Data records

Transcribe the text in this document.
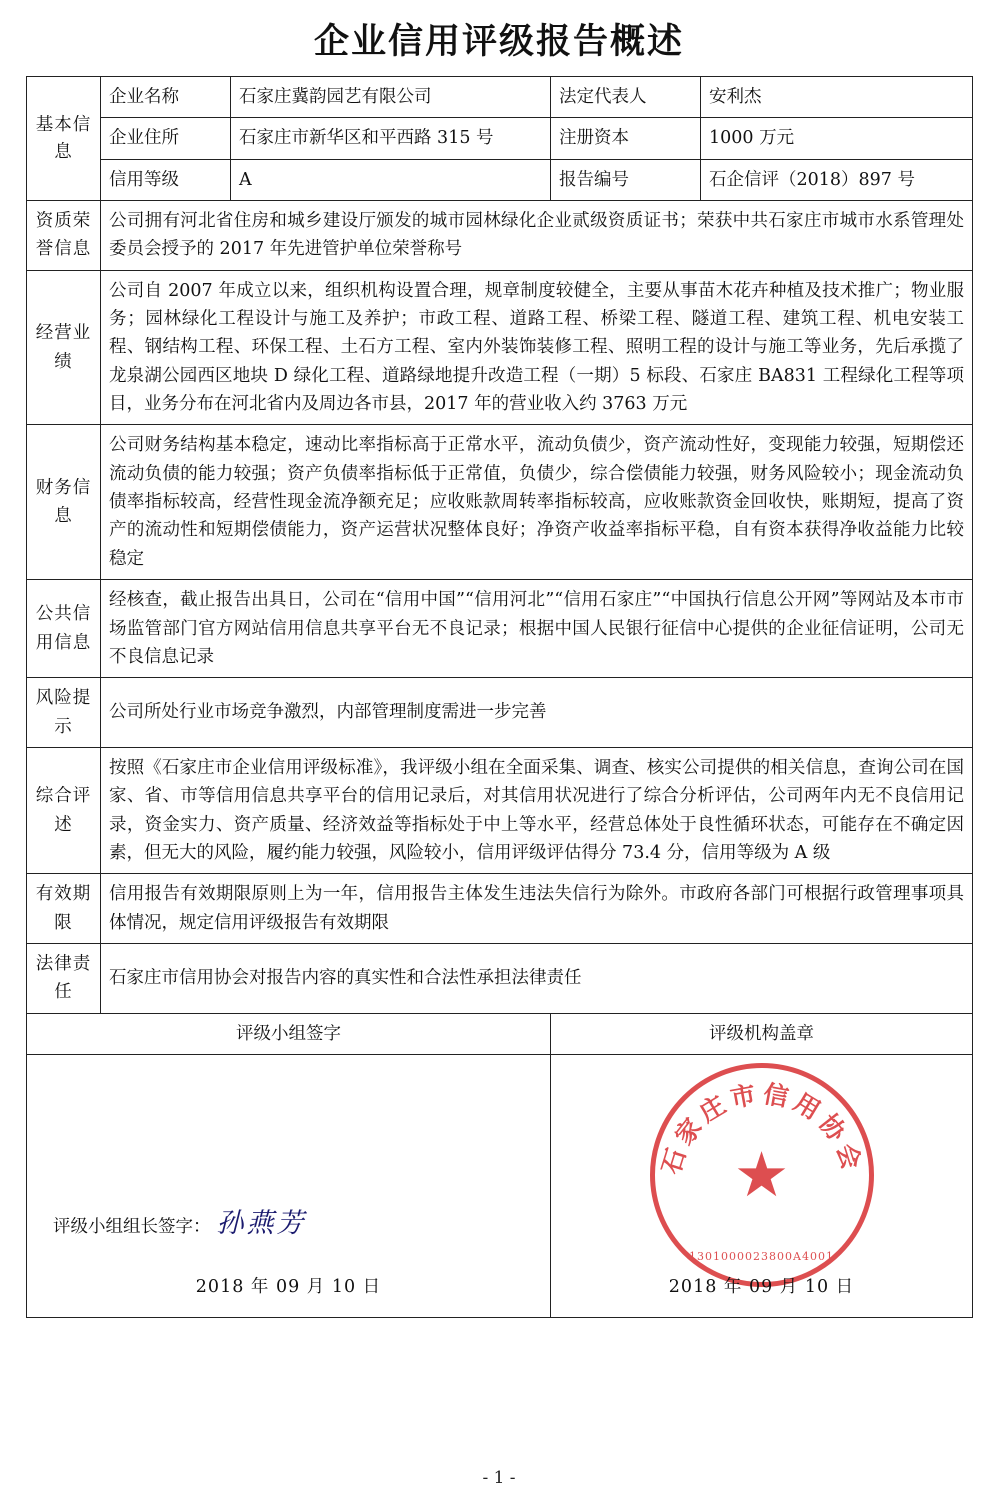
企业信用评级报告概述
基本信息	企业名称	石家庄冀韵园艺有限公司	法定代表人	安利杰
	企业住所	石家庄市新华区和平西路 315 号	注册资本	1000 万元
	信用等级	A	报告编号	石企信评（2018）897 号
资质荣誉信息	公司拥有河北省住房和城乡建设厅颁发的城市园林绿化企业贰级资质证书；荣获中共石家庄市城市水系管理处委员会授予的 2017 年先进管护单位荣誉称号			
经营业绩	公司自 2007 年成立以来，组织机构设置合理，规章制度较健全，主要从事苗木花卉种植及技术推广；物业服务；园林绿化工程设计与施工及养护；市政工程、道路工程、桥梁工程、隧道工程、建筑工程、机电安装工程、钢结构工程、环保工程、土石方工程、室内外装饰装修工程、照明工程的设计与施工等业务，先后承揽了龙泉湖公园西区地块 D 绿化工程、道路绿地提升改造工程（一期）5 标段、石家庄 BA831 工程绿化工程等项目，业务分布在河北省内及周边各市县，2017 年的营业收入约 3763 万元			
财务信息	公司财务结构基本稳定，速动比率指标高于正常水平，流动负债少，资产流动性好，变现能力较强，短期偿还流动负债的能力较强；资产负债率指标低于正常值，负债少，综合偿债能力较强，财务风险较小；现金流动负债率指标较高，经营性现金流净额充足；应收账款周转率指标较高，应收账款资金回收快，账期短，提高了资产的流动性和短期偿债能力，资产运营状况整体良好；净资产收益率指标平稳，自有资本获得净收益能力比较稳定			
公共信用信息	经核查，截止报告出具日，公司在“信用中国”“信用河北”“信用石家庄”“中国执行信息公开网”等网站及本市市场监管部门官方网站信用信息共享平台无不良记录；根据中国人民银行征信中心提供的企业征信证明，公司无不良信息记录			
风险提示	公司所处行业市场竞争激烈，内部管理制度需进一步完善			
综合评述	按照《石家庄市企业信用评级标准》，我评级小组在全面采集、调查、核实公司提供的相关信息，查询公司在国家、省、市等信用信息共享平台的信用记录后，对其信用状况进行了综合分析评估，公司两年内无不良信用记录，资金实力、资产质量、经济效益等指标处于中上等水平，经营总体处于良性循环状态，可能存在不确定因素，但无大的风险，履约能力较强，风险较小，信用评级评估得分 73.4 分，信用等级为 A 级			
有效期限	信用报告有效期限原则上为一年，信用报告主体发生违法失信行为除外。市政府各部门可根据行政管理事项具体情况，规定信用评级报告有效期限			
法律责任	石家庄市信用协会对报告内容的真实性和合法性承担法律责任			
评级小组签字			评级机构盖章	

评级小组组长签字： 孙燕芳
2018 年 09 月 10 日

石家庄市信用协会
★
1301000023800A4001
2018 年 09 月 10 日
- 1 -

**EXERCISE DESCRIPTION:** Write the records above out again exactly, with no pictures in your copy.

**TASK RESPONSE:**
Transcribe the text in this document.
企业信用评级报告概述
基本信息	企业名称	石家庄冀韵园艺有限公司	法定代表人	安利杰
	企业住所	石家庄市新华区和平西路 315 号	注册资本	1000 万元
	信用等级	A	报告编号	石企信评（2018）897 号
资质荣誉信息	公司拥有河北省住房和城乡建设厅颁发的城市园林绿化企业贰级资质证书；荣获中共石家庄市城市水系管理处委员会授予的 2017 年先进管护单位荣誉称号			
经营业绩	公司自 2007 年成立以来，组织机构设置合理，规章制度较健全，主要从事苗木花卉种植及技术推广；物业服务；园林绿化工程设计与施工及养护；市政工程、道路工程、桥梁工程、隧道工程、建筑工程、机电安装工程、钢结构工程、环保工程、土石方工程、室内外装饰装修工程、照明工程的设计与施工等业务，先后承揽了龙泉湖公园西区地块 D 绿化工程、道路绿地提升改造工程（一期）5 标段、石家庄 BA831 工程绿化工程等项目，业务分布在河北省内及周边各市县，2017 年的营业收入约 3763 万元			
财务信息	公司财务结构基本稳定，速动比率指标高于正常水平，流动负债少，资产流动性好，变现能力较强，短期偿还流动负债的能力较强；资产负债率指标低于正常值，负债少，综合偿债能力较强，财务风险较小；现金流动负债率指标较高，经营性现金流净额充足；应收账款周转率指标较高，应收账款资金回收快，账期短，提高了资产的流动性和短期偿债能力，资产运营状况整体良好；净资产收益率指标平稳，自有资本获得净收益能力比较稳定			
公共信用信息	经核查，截止报告出具日，公司在“信用中国”“信用河北”“信用石家庄”“中国执行信息公开网”等网站及本市市场监管部门官方网站信用信息共享平台无不良记录；根据中国人民银行征信中心提供的企业征信证明，公司无不良信息记录			
风险提示	公司所处行业市场竞争激烈，内部管理制度需进一步完善			
综合评述	按照《石家庄市企业信用评级标准》，我评级小组在全面采集、调查、核实公司提供的相关信息，查询公司在国家、省、市等信用信息共享平台的信用记录后，对其信用状况进行了综合分析评估，公司两年内无不良信用记录，资金实力、资产质量、经济效益等指标处于中上等水平，经营总体处于良性循环状态，可能存在不确定因素，但无大的风险，履约能力较强，风险较小，信用评级评估得分 73.4 分，信用等级为 A 级			
有效期限	信用报告有效期限原则上为一年，信用报告主体发生违法失信行为除外。市政府各部门可根据行政管理事项具体情况，规定信用评级报告有效期限			
法律责任	石家庄市信用协会对报告内容的真实性和合法性承担法律责任			
评级小组签字			评级机构盖章	

评级小组组长签字： 孙燕芳
2018 年 09 月 10 日

石家庄市信用协会
★
1301000023800A4001
2018 年 09 月 10 日
- 1 -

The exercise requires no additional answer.